_Problem to solve_. All lines in the data bearing the string "batteries" should be identified and copied.

---- Supplied entries

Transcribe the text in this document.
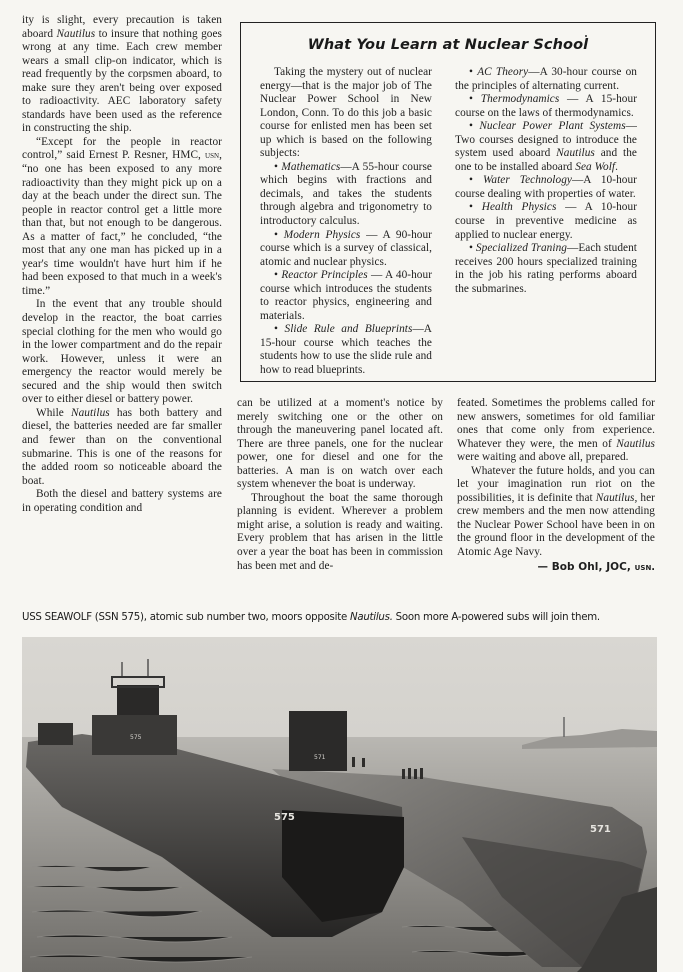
ity is slight, every precaution is taken aboard Nautilus to insure that nothing goes wrong at any time. Each crew member wears a small clip-on indicator, which is read frequently by the corpsmen aboard, to make sure they aren't being over exposed to radioactivity. AEC laboratory safety standards have been used as the reference in constructing the ship.

“Except for the people in reactor control,” said Ernest P. Resner, HMC, usn, “no one has been exposed to any more radioactivity than they might pick up on a day at the beach under the direct sun. The people in reactor control get a little more than that, but not enough to be dangerous. As a matter of fact,” he concluded, “the most that any one man has picked up in a year's time wouldn't have hurt him if he had been exposed to that much in a week's time.”

In the event that any trouble should develop in the reactor, the boat carries special clothing for the men who would go in the lower compartment and do the repair work. However, unless it were an emergency the reactor would merely be secured and the ship would then switch over to either diesel or battery power.

While Nautilus has both battery and diesel, the batteries needed are far smaller and fewer than on the conventional submarine. This is one of the reasons for the added room so noticeable aboard the boat.

Both the diesel and battery systems are in operating condition and

What You Learn at Nuclear School

Taking the mystery out of nuclear energy—that is the major job of The Nuclear Power School in New London, Conn. To do this job a basic course for enlisted men has been set up which is based on the following subjects:

• Mathematics—A 55-hour course which begins with fractions and decimals, and takes the students through algebra and trigonometry to introductory calculus.

• Modern Physics — A 90-hour course which is a survey of classical, atomic and nuclear physics.

• Reactor Principles — A 40-hour course which introduces the students to reactor physics, engineering and materials.

• Slide Rule and Blueprints—A 15-hour course which teaches the students how to use the slide rule and how to read blueprints.

• AC Theory—A 30-hour course on the principles of alternating current.

• Thermodynamics — A 15-hour course on the laws of thermodynamics.

• Nuclear Power Plant Systems—Two courses designed to introduce the system used aboard Nautilus and the one to be installed aboard Sea Wolf.

• Water Technology—A 10-hour course dealing with properties of water.

• Health Physics — A 10-hour course in preventive medicine as applied to nuclear energy.

• Specialized Traning—Each student receives 200 hours specialized training in the job his rating performs aboard the submarines.

can be utilized at a moment's notice by merely switching one or the other on through the maneuvering panel located aft. There are three panels, one for the nuclear power, one for diesel and one for the batteries. A man is on watch over each system whenever the boat is underway.

Throughout the boat the same thorough planning is evident. Wherever a problem might arise, a solution is ready and waiting. Every problem that has arisen in the little over a year the boat has been in commission has been met and de-

feated. Sometimes the problems called for new answers, sometimes for old familiar ones that come only from experience. Whatever they were, the men of Nautilus were waiting and above all, prepared.

Whatever the future holds, and you can let your imagination run riot on the possibilities, it is definite that Nautilus, her crew members and the men now attending the Nuclear Power School have been in on the ground floor in the development of the Atomic Age Navy.

— Bob Ohl, JOC, usn.
USS SEAWOLF (SSN 575), atomic sub number two, moors opposite Nautilus. Soon more A-powered subs will join them.
575
575
571
571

--------

_Complete response_.
While Nautilus has both battery and diesel, the batteries needed are far smaller and fewer than on the conventional submarine. This is one of the reasons for the added room so noticeable aboard the boat.
can be utilized at a moment's notice by merely switching one or the other on through the maneuvering panel located aft. There are three panels, one for the nuclear power, one for diesel and one for the batteries. A man is on watch over each system whenever the boat is underway.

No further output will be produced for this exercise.